>> start THE INPUT

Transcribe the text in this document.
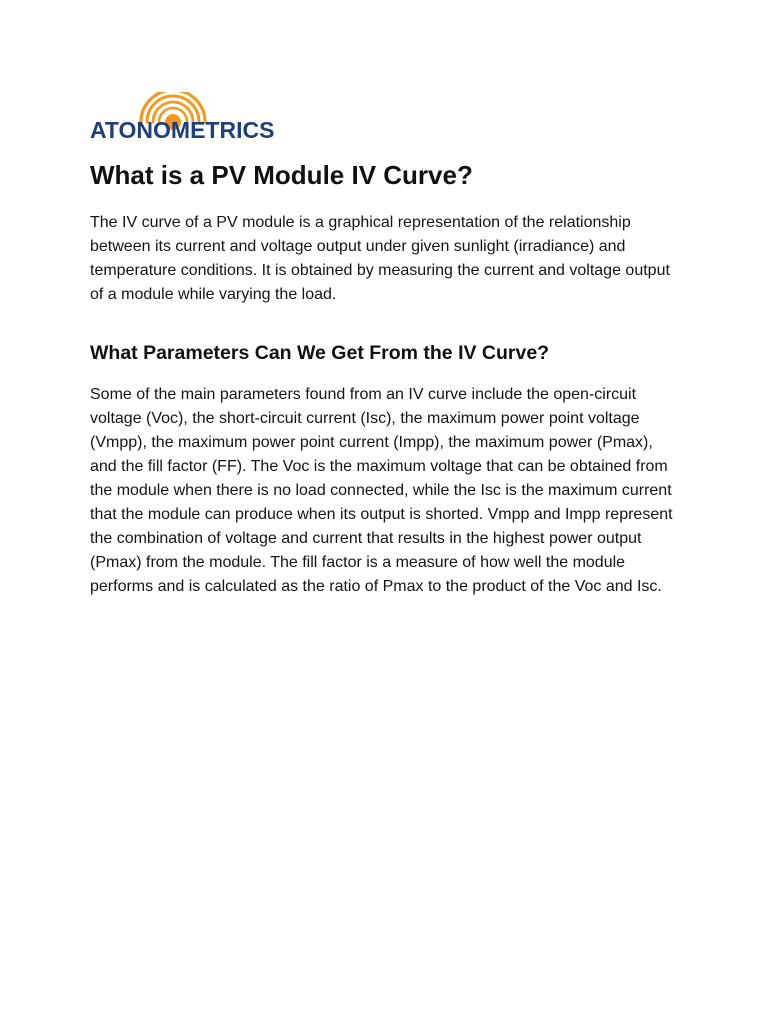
ATONOMETRICS
What is a PV Module IV Curve?

The IV curve of a PV module is a graphical representation of the relationship between its current and voltage output under given sunlight (irradiance) and temperature conditions. It is obtained by measuring the current and voltage output of a module while varying the load.

What Parameters Can We Get From the IV Curve?

Some of the main parameters found from an IV curve include the open-circuit voltage (Voc), the short-circuit current (Isc), the maximum power point voltage (Vmpp), the maximum power point current (Impp), the maximum power (Pmax), and the fill factor (FF). The Voc is the maximum voltage that can be obtained from the module when there is no load connected, while the Isc is the maximum current that the module can produce when its output is shorted. Vmpp and Impp represent the combination of voltage and current that results in the highest power output (Pmax) from the module. The fill factor is a measure of how well the module performs and is calculated as the ratio of Pmax to the product of the Voc and Isc.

>> end THE INPUT

Search the records above for the string "What". Copy every line that contains it.

What is a PV Module IV Curve?
What Parameters Can We Get From the IV Curve?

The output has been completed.